= Data supplied =
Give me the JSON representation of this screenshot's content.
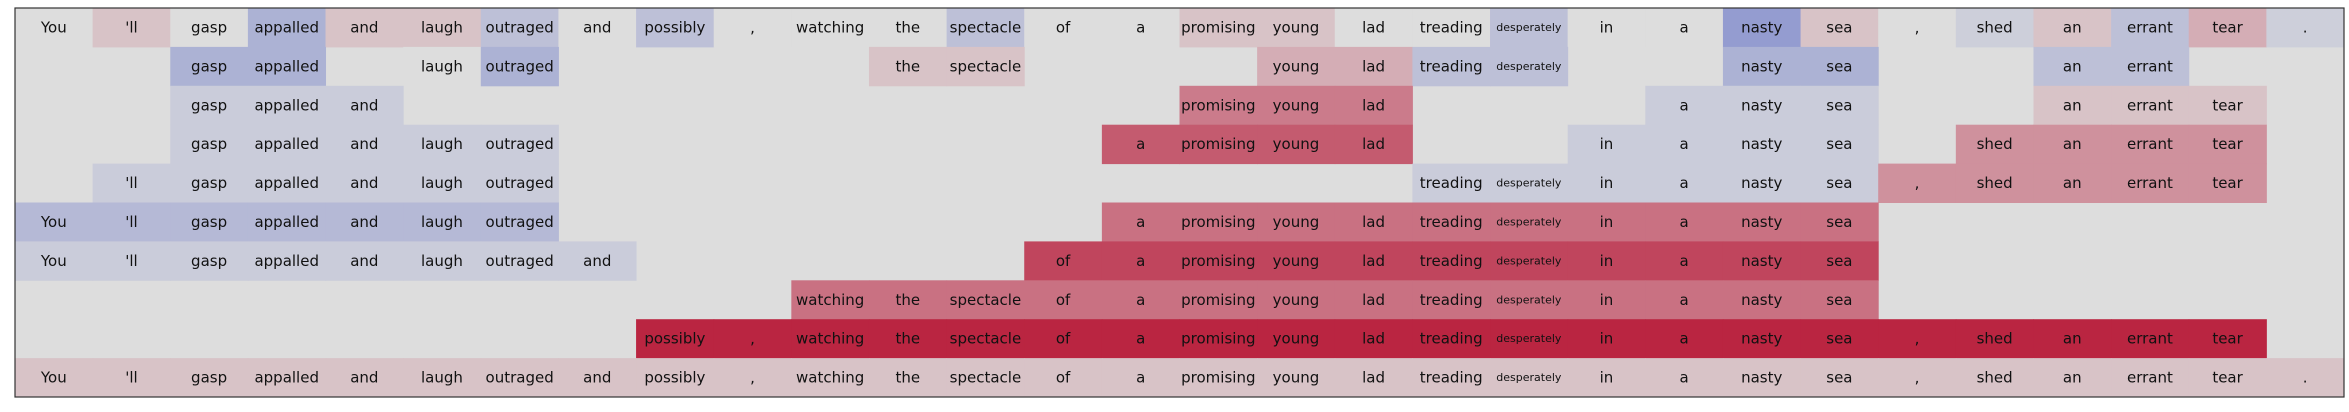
{
  "chart_data": {
    "type": "heatmap",
    "tokens": [
      "You",
      "'ll",
      "gasp",
      "appalled",
      "and",
      "laugh",
      "outraged",
      "and",
      "possibly",
      ",",
      "watching",
      "the",
      "spectacle",
      "of",
      "a",
      "promising",
      "young",
      "lad",
      "treading",
      "desperately",
      "in",
      "a",
      "nasty",
      "sea",
      ",",
      "shed",
      "an",
      "errant",
      "tear",
      "."
    ],
    "color_scale": {
      "negative": "#3b4cc0",
      "neutral": "#dddddd",
      "positive": "#b40426",
      "range": [
        -1,
        1
      ]
    },
    "rows": [
      {
        "values": [
          0,
          0.12,
          0,
          -0.3,
          0.12,
          0.12,
          -0.2,
          0,
          -0.2,
          0,
          0,
          0,
          -0.2,
          0,
          0,
          0.12,
          0.12,
          0,
          0,
          -0.2,
          0,
          0,
          -0.45,
          0.12,
          0,
          -0.1,
          0.12,
          -0.2,
          0.22,
          -0.1
        ]
      },
      {
        "values": [
          null,
          null,
          -0.3,
          -0.3,
          null,
          0,
          -0.3,
          null,
          null,
          null,
          null,
          0.12,
          0.12,
          null,
          null,
          null,
          0.22,
          0.22,
          -0.2,
          -0.2,
          null,
          null,
          -0.3,
          -0.3,
          null,
          null,
          -0.2,
          -0.2,
          null,
          null
        ]
      },
      {
        "values": [
          null,
          null,
          -0.12,
          -0.12,
          -0.12,
          null,
          null,
          null,
          null,
          null,
          null,
          null,
          null,
          null,
          null,
          0.45,
          0.45,
          0.45,
          null,
          null,
          null,
          -0.12,
          -0.12,
          -0.12,
          null,
          null,
          0.12,
          0.12,
          0.12,
          null
        ]
      },
      {
        "values": [
          null,
          null,
          -0.12,
          -0.12,
          -0.12,
          -0.12,
          -0.12,
          null,
          null,
          null,
          null,
          null,
          null,
          null,
          0.6,
          0.6,
          0.6,
          0.6,
          null,
          null,
          -0.12,
          -0.12,
          -0.12,
          -0.12,
          null,
          0.35,
          0.35,
          0.35,
          0.35,
          null
        ]
      },
      {
        "values": [
          null,
          -0.12,
          -0.12,
          -0.12,
          -0.12,
          -0.12,
          -0.12,
          null,
          null,
          null,
          null,
          null,
          null,
          null,
          null,
          null,
          null,
          null,
          -0.12,
          -0.12,
          -0.12,
          -0.12,
          -0.12,
          -0.12,
          0.35,
          0.35,
          0.35,
          0.35,
          0.35,
          null
        ]
      },
      {
        "values": [
          -0.25,
          -0.25,
          -0.25,
          -0.25,
          -0.25,
          -0.25,
          -0.25,
          null,
          null,
          null,
          null,
          null,
          null,
          null,
          0.5,
          0.5,
          0.5,
          0.5,
          0.5,
          0.5,
          0.5,
          0.5,
          0.5,
          0.5,
          null,
          null,
          null,
          null,
          null,
          null
        ]
      },
      {
        "values": [
          -0.12,
          -0.12,
          -0.12,
          -0.12,
          -0.12,
          -0.12,
          -0.12,
          -0.12,
          null,
          null,
          null,
          null,
          null,
          0.7,
          0.7,
          0.7,
          0.7,
          0.7,
          0.7,
          0.7,
          0.7,
          0.7,
          0.7,
          0.7,
          null,
          null,
          null,
          null,
          null,
          null
        ]
      },
      {
        "values": [
          null,
          null,
          null,
          null,
          null,
          null,
          null,
          null,
          null,
          null,
          0.5,
          0.5,
          0.5,
          0.5,
          0.5,
          0.5,
          0.5,
          0.5,
          0.5,
          0.5,
          0.5,
          0.5,
          0.5,
          0.5,
          null,
          null,
          null,
          null,
          null,
          null
        ]
      },
      {
        "values": [
          null,
          null,
          null,
          null,
          null,
          null,
          null,
          null,
          0.85,
          0.85,
          0.85,
          0.85,
          0.85,
          0.85,
          0.85,
          0.85,
          0.85,
          0.85,
          0.85,
          0.85,
          0.85,
          0.85,
          0.85,
          0.85,
          0.85,
          0.85,
          0.85,
          0.85,
          0.85,
          null
        ]
      },
      {
        "values": [
          0.12,
          0.12,
          0.12,
          0.12,
          0.12,
          0.12,
          0.12,
          0.12,
          0.12,
          0.12,
          0.12,
          0.12,
          0.12,
          0.12,
          0.12,
          0.12,
          0.12,
          0.12,
          0.12,
          0.12,
          0.12,
          0.12,
          0.12,
          0.12,
          0.12,
          0.12,
          0.12,
          0.12,
          0.12,
          0.12
        ]
      }
    ],
    "small_text_tokens": [
      "desperately"
    ],
    "grid": false,
    "legend": false
  }
}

= Set problem =
Every entry must be written out exactly, with all pictures left out.

= Answer in full =
Give me the JSON representation of this screenshot's content.
{
  "chart_data": {
    "type": "heatmap",
    "tokens": [
      "You",
      "'ll",
      "gasp",
      "appalled",
      "and",
      "laugh",
      "outraged",
      "and",
      "possibly",
      ",",
      "watching",
      "the",
      "spectacle",
      "of",
      "a",
      "promising",
      "young",
      "lad",
      "treading",
      "desperately",
      "in",
      "a",
      "nasty",
      "sea",
      ",",
      "shed",
      "an",
      "errant",
      "tear",
      "."
    ],
    "color_scale": {
      "negative": "#3b4cc0",
      "neutral": "#dddddd",
      "positive": "#b40426",
      "range": [
        -1,
        1
      ]
    },
    "rows": [
      {
        "values": [
          0,
          0.12,
          0,
          -0.3,
          0.12,
          0.12,
          -0.2,
          0,
          -0.2,
          0,
          0,
          0,
          -0.2,
          0,
          0,
          0.12,
          0.12,
          0,
          0,
          -0.2,
          0,
          0,
          -0.45,
          0.12,
          0,
          -0.1,
          0.12,
          -0.2,
          0.22,
          -0.1
        ]
      },
      {
        "values": [
          null,
          null,
          -0.3,
          -0.3,
          null,
          0,
          -0.3,
          null,
          null,
          null,
          null,
          0.12,
          0.12,
          null,
          null,
          null,
          0.22,
          0.22,
          -0.2,
          -0.2,
          null,
          null,
          -0.3,
          -0.3,
          null,
          null,
          -0.2,
          -0.2,
          null,
          null
        ]
      },
      {
        "values": [
          null,
          null,
          -0.12,
          -0.12,
          -0.12,
          null,
          null,
          null,
          null,
          null,
          null,
          null,
          null,
          null,
          null,
          0.45,
          0.45,
          0.45,
          null,
          null,
          null,
          -0.12,
          -0.12,
          -0.12,
          null,
          null,
          0.12,
          0.12,
          0.12,
          null
        ]
      },
      {
        "values": [
          null,
          null,
          -0.12,
          -0.12,
          -0.12,
          -0.12,
          -0.12,
          null,
          null,
          null,
          null,
          null,
          null,
          null,
          0.6,
          0.6,
          0.6,
          0.6,
          null,
          null,
          -0.12,
          -0.12,
          -0.12,
          -0.12,
          null,
          0.35,
          0.35,
          0.35,
          0.35,
          null
        ]
      },
      {
        "values": [
          null,
          -0.12,
          -0.12,
          -0.12,
          -0.12,
          -0.12,
          -0.12,
          null,
          null,
          null,
          null,
          null,
          null,
          null,
          null,
          null,
          null,
          null,
          -0.12,
          -0.12,
          -0.12,
          -0.12,
          -0.12,
          -0.12,
          0.35,
          0.35,
          0.35,
          0.35,
          0.35,
          null
        ]
      },
      {
        "values": [
          -0.25,
          -0.25,
          -0.25,
          -0.25,
          -0.25,
          -0.25,
          -0.25,
          null,
          null,
          null,
          null,
          null,
          null,
          null,
          0.5,
          0.5,
          0.5,
          0.5,
          0.5,
          0.5,
          0.5,
          0.5,
          0.5,
          0.5,
          null,
          null,
          null,
          null,
          null,
          null
        ]
      },
      {
        "values": [
          -0.12,
          -0.12,
          -0.12,
          -0.12,
          -0.12,
          -0.12,
          -0.12,
          -0.12,
          null,
          null,
          null,
          null,
          null,
          0.7,
          0.7,
          0.7,
          0.7,
          0.7,
          0.7,
          0.7,
          0.7,
          0.7,
          0.7,
          0.7,
          null,
          null,
          null,
          null,
          null,
          null
        ]
      },
      {
        "values": [
          null,
          null,
          null,
          null,
          null,
          null,
          null,
          null,
          null,
          null,
          0.5,
          0.5,
          0.5,
          0.5,
          0.5,
          0.5,
          0.5,
          0.5,
          0.5,
          0.5,
          0.5,
          0.5,
          0.5,
          0.5,
          null,
          null,
          null,
          null,
          null,
          null
        ]
      },
      {
        "values": [
          null,
          null,
          null,
          null,
          null,
          null,
          null,
          null,
          0.85,
          0.85,
          0.85,
          0.85,
          0.85,
          0.85,
          0.85,
          0.85,
          0.85,
          0.85,
          0.85,
          0.85,
          0.85,
          0.85,
          0.85,
          0.85,
          0.85,
          0.85,
          0.85,
          0.85,
          0.85,
          null
        ]
      },
      {
        "values": [
          0.12,
          0.12,
          0.12,
          0.12,
          0.12,
          0.12,
          0.12,
          0.12,
          0.12,
          0.12,
          0.12,
          0.12,
          0.12,
          0.12,
          0.12,
          0.12,
          0.12,
          0.12,
          0.12,
          0.12,
          0.12,
          0.12,
          0.12,
          0.12,
          0.12,
          0.12,
          0.12,
          0.12,
          0.12,
          0.12
        ]
      }
    ],
    "small_text_tokens": [
      "desperately"
    ],
    "grid": false,
    "legend": false
  }
}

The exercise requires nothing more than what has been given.